WHAT YOU SHOULD DO -> Repeat all the records exactly, omitting pictures.

===

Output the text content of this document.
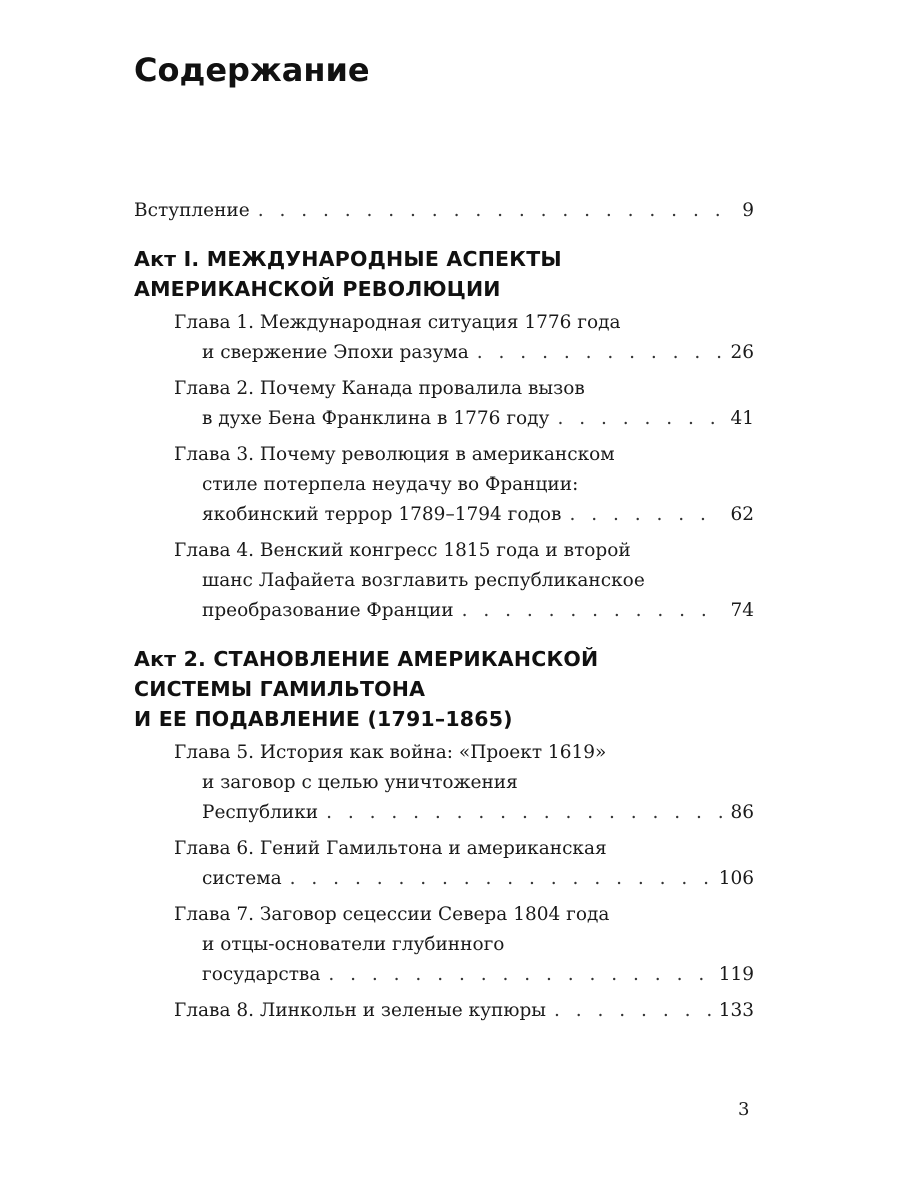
Содержание
Вступление . . .	9
Акт I. МЕЖДУНАРОДНЫЕ АСПЕКТЫ
АМЕРИКАНСКОЙ РЕВОЛЮЦИИ
Глава 1. Международная ситуация 1776 года
и свержение Эпохи разума . . .	26
Глава 2. Почему Канада провалила вызов
в духе Бена Франклина в 1776 году . . .	41
Глава 3. Почему революция в американском
стиле потерпела неудачу во Франции:
якобинский террор 1789–1794 годов . . .	62
Глава 4. Венский конгресс 1815 года и второй
шанс Лафайета возглавить республиканское
преобразование Франции . . .	74
Акт 2. СТАНОВЛЕНИЕ АМЕРИКАНСКОЙ
СИСТЕМЫ ГАМИЛЬТОНА
И ЕЕ ПОДАВЛЕНИЕ (1791–1865)
Глава 5. История как война: «Проект 1619»
и заговор с целью уничтожения
Республики . . .	86
Глава 6. Гений Гамильтона и американская
система . . .	106
Глава 7. Заговор сецессии Севера 1804 года
и отцы-основатели глубинного
государства . . .	119
Глава 8. Линкольн и зеленые купюры . . .	133
3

===

THE SOLUTION ->
Output the text content of this document.
Содержание
Вступление . . .	9
Акт I. МЕЖДУНАРОДНЫЕ АСПЕКТЫ
АМЕРИКАНСКОЙ РЕВОЛЮЦИИ
Глава 1. Международная ситуация 1776 года
и свержение Эпохи разума . . .	26
Глава 2. Почему Канада провалила вызов
в духе Бена Франклина в 1776 году . . .	41
Глава 3. Почему революция в американском
стиле потерпела неудачу во Франции:
якобинский террор 1789–1794 годов . . .	62
Глава 4. Венский конгресс 1815 года и второй
шанс Лафайета возглавить республиканское
преобразование Франции . . .	74
Акт 2. СТАНОВЛЕНИЕ АМЕРИКАНСКОЙ
СИСТЕМЫ ГАМИЛЬТОНА
И ЕЕ ПОДАВЛЕНИЕ (1791–1865)
Глава 5. История как война: «Проект 1619»
и заговор с целью уничтожения
Республики . . .	86
Глава 6. Гений Гамильтона и американская
система . . .	106
Глава 7. Заговор сецессии Севера 1804 года
и отцы-основатели глубинного
государства . . .	119
Глава 8. Линкольн и зеленые купюры . . .	133
3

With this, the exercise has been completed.